Stated exercise
Go through the material below, count the lines with the word "true", and reply with the count alone.

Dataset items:
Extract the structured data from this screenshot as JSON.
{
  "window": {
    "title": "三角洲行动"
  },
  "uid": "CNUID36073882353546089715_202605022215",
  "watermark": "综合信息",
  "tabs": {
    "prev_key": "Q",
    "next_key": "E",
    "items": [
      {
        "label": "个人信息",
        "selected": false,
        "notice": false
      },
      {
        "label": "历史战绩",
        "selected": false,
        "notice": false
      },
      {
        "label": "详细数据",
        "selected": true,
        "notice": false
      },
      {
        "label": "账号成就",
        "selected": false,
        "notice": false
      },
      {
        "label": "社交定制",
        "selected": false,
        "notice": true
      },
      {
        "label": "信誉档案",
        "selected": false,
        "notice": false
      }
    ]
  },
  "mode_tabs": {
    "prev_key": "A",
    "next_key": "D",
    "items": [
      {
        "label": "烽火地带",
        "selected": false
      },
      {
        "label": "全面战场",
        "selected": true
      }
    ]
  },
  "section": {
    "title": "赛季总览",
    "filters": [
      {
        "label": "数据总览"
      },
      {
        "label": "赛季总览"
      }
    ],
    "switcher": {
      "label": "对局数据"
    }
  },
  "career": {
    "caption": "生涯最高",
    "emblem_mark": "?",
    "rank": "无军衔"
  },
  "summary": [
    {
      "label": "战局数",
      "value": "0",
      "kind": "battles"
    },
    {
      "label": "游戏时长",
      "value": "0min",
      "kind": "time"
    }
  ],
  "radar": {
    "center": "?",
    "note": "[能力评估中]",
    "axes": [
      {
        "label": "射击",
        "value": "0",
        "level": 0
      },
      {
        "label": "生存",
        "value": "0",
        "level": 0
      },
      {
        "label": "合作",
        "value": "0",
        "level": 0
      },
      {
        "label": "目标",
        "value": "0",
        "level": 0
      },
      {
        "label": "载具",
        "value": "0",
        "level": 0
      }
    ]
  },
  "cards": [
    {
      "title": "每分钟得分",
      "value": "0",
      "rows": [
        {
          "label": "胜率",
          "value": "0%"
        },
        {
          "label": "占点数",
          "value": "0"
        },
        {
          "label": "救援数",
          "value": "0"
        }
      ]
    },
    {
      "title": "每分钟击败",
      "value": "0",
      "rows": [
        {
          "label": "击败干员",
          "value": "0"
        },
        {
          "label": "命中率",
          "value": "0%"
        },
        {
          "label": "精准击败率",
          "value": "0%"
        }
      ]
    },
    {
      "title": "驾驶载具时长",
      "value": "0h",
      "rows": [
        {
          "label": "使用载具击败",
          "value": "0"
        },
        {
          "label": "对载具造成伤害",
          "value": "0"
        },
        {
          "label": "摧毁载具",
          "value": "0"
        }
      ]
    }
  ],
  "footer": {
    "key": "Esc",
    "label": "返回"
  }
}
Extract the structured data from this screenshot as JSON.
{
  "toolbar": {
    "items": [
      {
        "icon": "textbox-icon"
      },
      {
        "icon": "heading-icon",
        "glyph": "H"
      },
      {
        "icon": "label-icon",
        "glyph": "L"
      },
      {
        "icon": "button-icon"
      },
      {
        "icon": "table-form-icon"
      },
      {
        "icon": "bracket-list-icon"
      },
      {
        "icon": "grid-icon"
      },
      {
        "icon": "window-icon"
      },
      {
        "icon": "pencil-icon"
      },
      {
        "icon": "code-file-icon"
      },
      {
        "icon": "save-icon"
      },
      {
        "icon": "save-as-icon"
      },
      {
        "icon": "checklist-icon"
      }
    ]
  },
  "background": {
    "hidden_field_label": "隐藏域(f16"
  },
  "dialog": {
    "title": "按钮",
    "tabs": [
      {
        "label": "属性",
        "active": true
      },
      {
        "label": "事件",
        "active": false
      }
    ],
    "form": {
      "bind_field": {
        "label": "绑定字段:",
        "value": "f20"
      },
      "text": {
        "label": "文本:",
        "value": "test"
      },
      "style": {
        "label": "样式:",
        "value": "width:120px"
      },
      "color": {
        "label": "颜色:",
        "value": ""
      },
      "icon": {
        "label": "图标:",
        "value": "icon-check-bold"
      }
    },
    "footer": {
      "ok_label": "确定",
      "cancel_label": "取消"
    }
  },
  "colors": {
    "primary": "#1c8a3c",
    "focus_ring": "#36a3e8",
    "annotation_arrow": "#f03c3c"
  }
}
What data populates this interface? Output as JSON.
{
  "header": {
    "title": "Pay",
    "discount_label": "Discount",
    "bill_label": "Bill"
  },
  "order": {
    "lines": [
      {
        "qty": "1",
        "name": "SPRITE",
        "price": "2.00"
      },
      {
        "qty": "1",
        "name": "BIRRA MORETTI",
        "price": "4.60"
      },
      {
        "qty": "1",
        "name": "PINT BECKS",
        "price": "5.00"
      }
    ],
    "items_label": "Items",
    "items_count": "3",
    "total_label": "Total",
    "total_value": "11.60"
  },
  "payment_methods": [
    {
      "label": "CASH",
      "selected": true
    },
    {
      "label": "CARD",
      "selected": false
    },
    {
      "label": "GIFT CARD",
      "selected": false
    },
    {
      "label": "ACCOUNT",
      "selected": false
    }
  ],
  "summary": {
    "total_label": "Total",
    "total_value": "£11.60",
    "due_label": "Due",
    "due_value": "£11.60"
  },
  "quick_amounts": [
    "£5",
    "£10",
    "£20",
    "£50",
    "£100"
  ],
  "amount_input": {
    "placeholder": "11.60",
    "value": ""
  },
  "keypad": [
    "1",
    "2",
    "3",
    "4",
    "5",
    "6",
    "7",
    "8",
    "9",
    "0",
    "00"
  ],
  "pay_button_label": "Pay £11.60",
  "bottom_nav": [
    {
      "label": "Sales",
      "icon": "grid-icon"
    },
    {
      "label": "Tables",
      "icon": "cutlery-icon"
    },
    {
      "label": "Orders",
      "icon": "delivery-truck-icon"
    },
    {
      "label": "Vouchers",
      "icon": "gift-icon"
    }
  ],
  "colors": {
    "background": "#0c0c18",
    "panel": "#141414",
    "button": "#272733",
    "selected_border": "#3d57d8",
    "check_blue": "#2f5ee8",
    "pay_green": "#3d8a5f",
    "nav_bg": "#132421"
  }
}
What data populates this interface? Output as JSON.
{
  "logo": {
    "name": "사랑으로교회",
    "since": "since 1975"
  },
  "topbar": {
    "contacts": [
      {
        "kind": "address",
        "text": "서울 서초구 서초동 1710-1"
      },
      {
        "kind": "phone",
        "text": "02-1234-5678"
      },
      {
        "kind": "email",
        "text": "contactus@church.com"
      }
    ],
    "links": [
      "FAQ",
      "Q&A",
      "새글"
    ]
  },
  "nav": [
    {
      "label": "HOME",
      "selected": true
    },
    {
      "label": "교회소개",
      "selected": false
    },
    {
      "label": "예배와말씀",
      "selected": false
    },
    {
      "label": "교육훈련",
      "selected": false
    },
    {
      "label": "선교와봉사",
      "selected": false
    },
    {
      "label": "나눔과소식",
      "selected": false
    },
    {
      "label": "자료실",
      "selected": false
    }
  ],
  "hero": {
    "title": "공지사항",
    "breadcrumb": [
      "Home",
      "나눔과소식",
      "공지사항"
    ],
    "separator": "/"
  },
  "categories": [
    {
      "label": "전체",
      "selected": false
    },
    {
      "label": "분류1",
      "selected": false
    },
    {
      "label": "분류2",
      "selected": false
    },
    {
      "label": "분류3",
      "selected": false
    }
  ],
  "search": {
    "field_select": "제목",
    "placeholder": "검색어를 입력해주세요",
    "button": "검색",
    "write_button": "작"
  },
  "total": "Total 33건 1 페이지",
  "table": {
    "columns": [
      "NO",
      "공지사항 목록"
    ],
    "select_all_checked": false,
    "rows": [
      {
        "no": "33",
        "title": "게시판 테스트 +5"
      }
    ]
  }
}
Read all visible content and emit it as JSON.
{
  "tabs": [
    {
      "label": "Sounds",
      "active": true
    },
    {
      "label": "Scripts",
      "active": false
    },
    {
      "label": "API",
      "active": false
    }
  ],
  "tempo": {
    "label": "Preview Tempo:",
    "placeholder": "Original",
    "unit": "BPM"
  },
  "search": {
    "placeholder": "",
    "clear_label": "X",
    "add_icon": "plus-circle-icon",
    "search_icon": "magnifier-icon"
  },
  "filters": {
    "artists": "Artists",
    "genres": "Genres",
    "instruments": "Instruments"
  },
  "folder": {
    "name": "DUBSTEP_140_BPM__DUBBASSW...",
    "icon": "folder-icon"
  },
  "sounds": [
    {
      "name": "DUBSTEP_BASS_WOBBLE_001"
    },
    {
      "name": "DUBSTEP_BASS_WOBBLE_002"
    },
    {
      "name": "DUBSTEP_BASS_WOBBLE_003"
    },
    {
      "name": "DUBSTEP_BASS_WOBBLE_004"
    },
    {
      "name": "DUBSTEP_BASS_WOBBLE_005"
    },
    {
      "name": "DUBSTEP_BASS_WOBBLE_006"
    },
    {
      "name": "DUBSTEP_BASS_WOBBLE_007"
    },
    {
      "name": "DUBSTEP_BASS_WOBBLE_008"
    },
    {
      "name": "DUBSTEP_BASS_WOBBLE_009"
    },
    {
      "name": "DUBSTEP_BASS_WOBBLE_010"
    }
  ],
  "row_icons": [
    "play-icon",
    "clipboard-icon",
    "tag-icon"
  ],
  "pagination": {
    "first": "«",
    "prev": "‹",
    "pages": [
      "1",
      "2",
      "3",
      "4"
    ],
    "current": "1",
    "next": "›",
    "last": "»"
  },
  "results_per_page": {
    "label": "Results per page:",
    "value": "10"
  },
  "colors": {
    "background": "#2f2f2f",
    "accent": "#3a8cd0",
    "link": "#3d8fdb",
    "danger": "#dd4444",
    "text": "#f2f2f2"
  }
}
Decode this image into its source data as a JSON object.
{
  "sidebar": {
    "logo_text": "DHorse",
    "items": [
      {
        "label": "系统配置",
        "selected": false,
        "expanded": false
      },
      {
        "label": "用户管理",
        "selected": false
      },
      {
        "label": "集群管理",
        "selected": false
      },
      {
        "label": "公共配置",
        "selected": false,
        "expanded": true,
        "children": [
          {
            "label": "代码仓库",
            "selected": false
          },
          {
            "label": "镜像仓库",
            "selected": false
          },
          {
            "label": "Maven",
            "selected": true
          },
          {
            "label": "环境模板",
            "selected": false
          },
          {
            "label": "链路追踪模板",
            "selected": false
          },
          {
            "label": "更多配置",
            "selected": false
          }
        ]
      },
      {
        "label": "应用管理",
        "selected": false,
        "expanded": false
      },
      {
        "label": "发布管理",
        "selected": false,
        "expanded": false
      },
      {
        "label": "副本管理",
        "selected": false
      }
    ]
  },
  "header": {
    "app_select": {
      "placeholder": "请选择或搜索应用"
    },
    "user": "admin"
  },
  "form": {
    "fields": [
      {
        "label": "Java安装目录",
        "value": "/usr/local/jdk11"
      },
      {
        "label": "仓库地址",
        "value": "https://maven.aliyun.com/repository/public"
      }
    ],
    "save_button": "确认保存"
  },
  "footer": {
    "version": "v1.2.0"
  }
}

Output for this task
9